[Data records]
*****

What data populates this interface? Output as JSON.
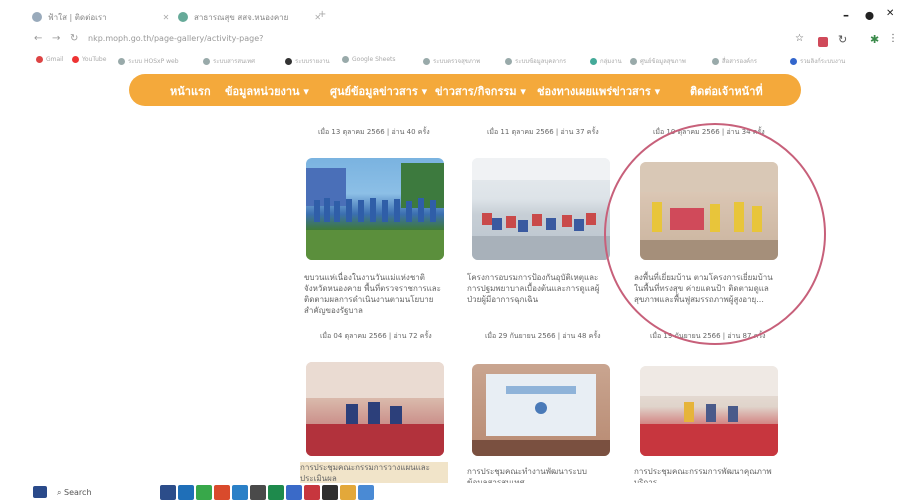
{
  "browser": {
    "tabs": [
      {
        "label": "ฟ้าใส | ติดต่อเรา"
      },
      {
        "label": "สาธารณสุข สสจ.หนองคาย"
      }
    ],
    "url": "nkp.moph.go.th/page-gallery/activity-page?",
    "new_tab": "+",
    "window_controls": {
      "minimize": "–",
      "maximize": "⬤",
      "close": "✕"
    },
    "bookmarks": [
      "Gmail",
      "YouTube",
      "ระบบ HOSxP web",
      "ระบบสารสนเทศ",
      "ระบบรายงาน",
      "Google Sheets",
      "ระบบตรวจสุขภาพ",
      "ระบบข้อมูลบุคลากร",
      "กลุ่มงาน",
      "ศูนย์ข้อมูลสุขภาพ",
      "สื่อสารองค์กร",
      "รวมลิงก์ระบบงาน"
    ]
  },
  "site_nav": {
    "items": [
      "หน้าแรก",
      "ข้อมูลหน่วยงาน ▾",
      "ศูนย์ข้อมูลข่าวสาร ▾",
      "ข่าวสาร/กิจกรรม ▾",
      "ช่องทางเผยแพร่ข่าวสาร ▾",
      "ติดต่อเจ้าหน้าที่"
    ]
  },
  "gallery": {
    "row1_meta": [
      "เมื่อ 13 ตุลาคม 2566 | อ่าน 40 ครั้ง",
      "เมื่อ 11 ตุลาคม 2566 | อ่าน 37 ครั้ง",
      "เมื่อ 10 ตุลาคม 2566 | อ่าน 34 ครั้ง"
    ],
    "cards": [
      {
        "title": "ขบวนแห่เนื่องในงานวันแม่แห่งชาติจังหวัดหนองคาย พื้นที่ตรวจราชการและติดตามผลการดำเนินงานตามนโยบายสำคัญของรัฐบาล",
        "meta": "เมื่อ 04 ตุลาคม 2566 | อ่าน 72 ครั้ง"
      },
      {
        "title": "โครงการอบรมการป้องกันอุบัติเหตุและการปฐมพยาบาลเบื้องต้นและการดูแลผู้ป่วยผู้มีอาการฉุกเฉิน",
        "meta": "เมื่อ 29 กันยายน 2566 | อ่าน 48 ครั้ง"
      },
      {
        "title": "ลงพื้นที่เยี่ยมบ้าน ตามโครงการเยี่ยมบ้านในพื้นที่ทรงสุข ค่ายแดนป้า ติดตามดูแลสุขภาพและพื้นฟูสมรรถภาพผู้สูงอายุ...",
        "meta": "เมื่อ 19 กันยายน 2566 | อ่าน 87 ครั้ง"
      }
    ],
    "row3_titles": [
      "การประชุมคณะกรรมการวางแผนและประเมินผล",
      "การประชุมคณะทำงานพัฒนาระบบข้อมูลสารสนเทศ",
      "การประชุมคณะกรรมการพัฒนาคุณภาพบริการ"
    ]
  },
  "taskbar": {
    "search": "Search"
  }
}
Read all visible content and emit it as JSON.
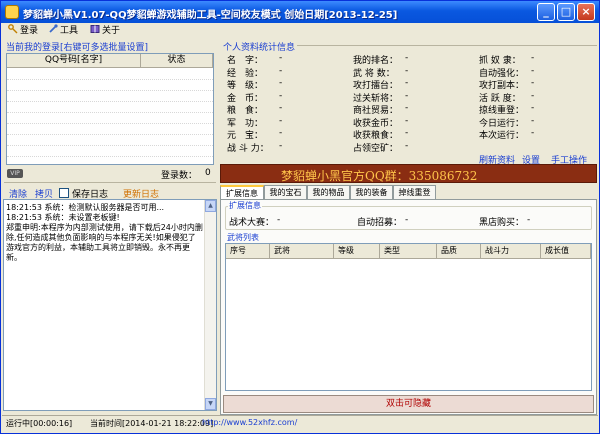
{
  "window": {
    "title": "梦貂蝉小黑V1.07-QQ梦貂蝉游戏辅助工具-空间校友模式  创始日期[2013-12-25]",
    "min": "_",
    "max": "□",
    "close": "×"
  },
  "menu": {
    "login": "登录",
    "tools": "工具",
    "about": "关于"
  },
  "left": {
    "title": "当前我的登录[右键可多选批量设置]",
    "list_headers": {
      "account": "QQ号码[名字]",
      "status": "状态"
    },
    "vip": "VIP",
    "login_count_label": "登录数：",
    "login_count": "0",
    "actions": {
      "clear": "清除",
      "copy": "拷贝",
      "save_log": "保存日志",
      "update_log": "更新日志"
    },
    "log": [
      "18:21:53 系统：检测默认服务器是否可用...",
      "18:21:53 系统：未设置老板键!",
      "郑重申明:本程序为内部测试使用，请下载后24小时内删",
      "除,任何造成其他负面影响的与本程序无关!如果侵犯了",
      "游戏官方的利益，本辅助工具将立即销毁。永不再更",
      "新。"
    ]
  },
  "stats": {
    "title": "个人资料统计信息",
    "rows": [
      [
        {
          "label": "名　字：",
          "value": "-"
        },
        {
          "label": "我的排名：",
          "value": "-"
        },
        {
          "label": "抓 奴 隶：",
          "value": "-"
        }
      ],
      [
        {
          "label": "经　验：",
          "value": "-"
        },
        {
          "label": "武 将 数：",
          "value": "-"
        },
        {
          "label": "自动强化：",
          "value": "-"
        }
      ],
      [
        {
          "label": "等　级：",
          "value": "-"
        },
        {
          "label": "攻打擂台：",
          "value": "-"
        },
        {
          "label": "攻打副本：",
          "value": "-"
        }
      ],
      [
        {
          "label": "金　币：",
          "value": "-"
        },
        {
          "label": "过关斩将：",
          "value": "-"
        },
        {
          "label": "活 跃 度：",
          "value": "-"
        }
      ],
      [
        {
          "label": "粮　食：",
          "value": "-"
        },
        {
          "label": "商社贸易：",
          "value": "-"
        },
        {
          "label": "掠线重登：",
          "value": "-"
        }
      ],
      [
        {
          "label": "军　功：",
          "value": "-"
        },
        {
          "label": "收获金币：",
          "value": "-"
        },
        {
          "label": "今日运行：",
          "value": "-"
        }
      ],
      [
        {
          "label": "元　宝：",
          "value": "-"
        },
        {
          "label": "收获粮食：",
          "value": "-"
        },
        {
          "label": "本次运行：",
          "value": "-"
        }
      ],
      [
        {
          "label": "战 斗 力：",
          "value": "-"
        },
        {
          "label": "占领空矿：",
          "value": "-"
        }
      ]
    ],
    "links": {
      "refresh": "刷新资料",
      "settings": "设置",
      "manual": "手工操作"
    }
  },
  "banner": "梦貂蝉小黑官方QQ群：335086732",
  "tabs": [
    "扩展信息",
    "我的宝石",
    "我的物品",
    "我的装备",
    "掉线重登"
  ],
  "ext": {
    "group_title": "扩展信息",
    "fields": [
      {
        "label": "战术大赛：",
        "value": "-"
      },
      {
        "label": "自动招募：",
        "value": "-"
      },
      {
        "label": "黑店购买：",
        "value": "-"
      }
    ]
  },
  "generals": {
    "group_title": "武将列表",
    "headers": [
      "序号",
      "武将",
      "等级",
      "类型",
      "品质",
      "战斗力",
      "成长值"
    ]
  },
  "hide_button": "双击可隐藏",
  "status": {
    "running": "运行中[00:00:16]",
    "time": "当前时间[2014-01-21 18:22:09]",
    "url": "http://www.52xhfz.com/"
  }
}
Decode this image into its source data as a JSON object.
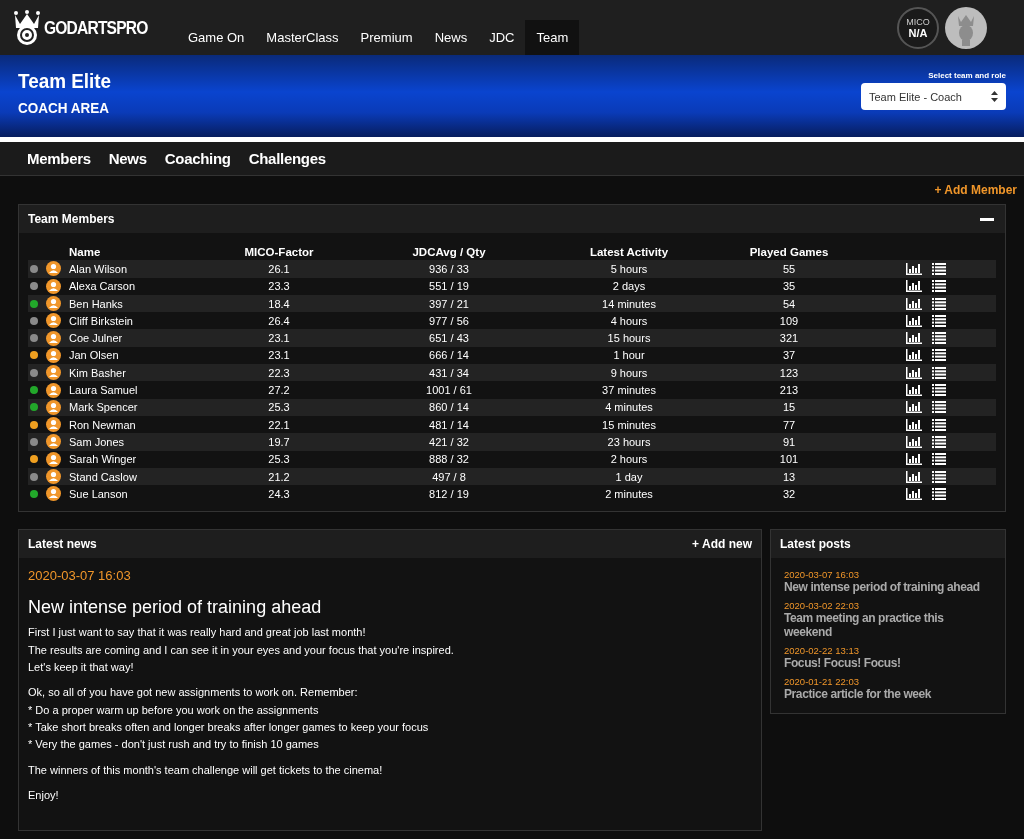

*****

Task to carry out:
Using the listing, copy every line where the word "this" shows up.

Solution to the problem:
What data populates this interface? Output as JSON.
Decode this image into its source data as a JSON object.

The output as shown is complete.